Output every line exactly as written. Leave out pictures.

-- Dataset records start --

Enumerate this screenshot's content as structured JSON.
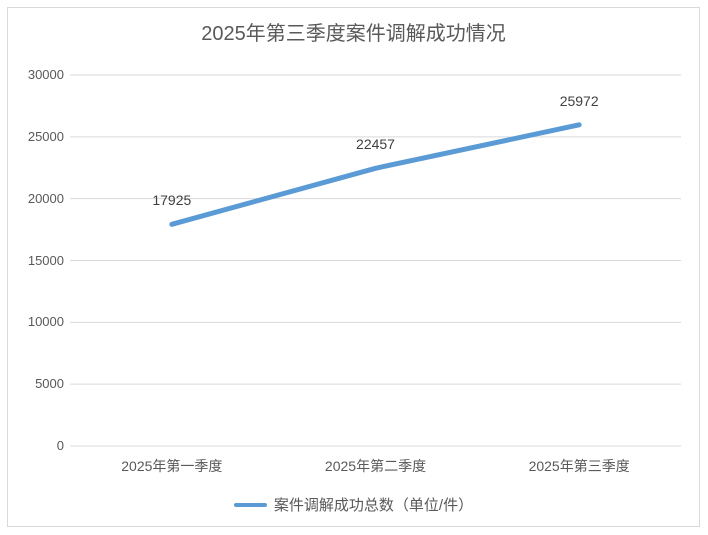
{
  "chart_data": {
    "type": "line",
    "title": "2025年第三季度案件调解成功情况",
    "categories": [
      "2025年第一季度",
      "2025年第二季度",
      "2025年第三季度"
    ],
    "series": [
      {
        "name": "案件调解成功总数（单位/件）",
        "values": [
          17925,
          22457,
          25972
        ],
        "color": "#5b9bd5"
      }
    ],
    "data_labels": [
      "17925",
      "22457",
      "25972"
    ],
    "ylim": [
      0,
      30000
    ],
    "yticks": [
      0,
      5000,
      10000,
      15000,
      20000,
      25000,
      30000
    ],
    "ytick_labels": [
      "0",
      "5000",
      "10000",
      "15000",
      "20000",
      "25000",
      "30000"
    ],
    "xlabel": "",
    "ylabel": "",
    "grid": true,
    "legend_position": "bottom"
  },
  "colors": {
    "series_line": "#5b9bd5",
    "gridline": "#d9d9d9",
    "chart_border": "#d9d9d9",
    "title_text": "#595959",
    "axis_text": "#595959",
    "data_label_text": "#404040"
  }
}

-- Dataset records end --

Result for this task
Enumerate this screenshot's content as structured JSON.
{
  "chart_data": {
    "type": "line",
    "title": "2025年第三季度案件调解成功情况",
    "categories": [
      "2025年第一季度",
      "2025年第二季度",
      "2025年第三季度"
    ],
    "series": [
      {
        "name": "案件调解成功总数（单位/件）",
        "values": [
          17925,
          22457,
          25972
        ],
        "color": "#5b9bd5"
      }
    ],
    "data_labels": [
      "17925",
      "22457",
      "25972"
    ],
    "ylim": [
      0,
      30000
    ],
    "yticks": [
      0,
      5000,
      10000,
      15000,
      20000,
      25000,
      30000
    ],
    "ytick_labels": [
      "0",
      "5000",
      "10000",
      "15000",
      "20000",
      "25000",
      "30000"
    ],
    "xlabel": "",
    "ylabel": "",
    "grid": true,
    "legend_position": "bottom"
  },
  "colors": {
    "series_line": "#5b9bd5",
    "gridline": "#d9d9d9",
    "chart_border": "#d9d9d9",
    "title_text": "#595959",
    "axis_text": "#595959",
    "data_label_text": "#404040"
  }
}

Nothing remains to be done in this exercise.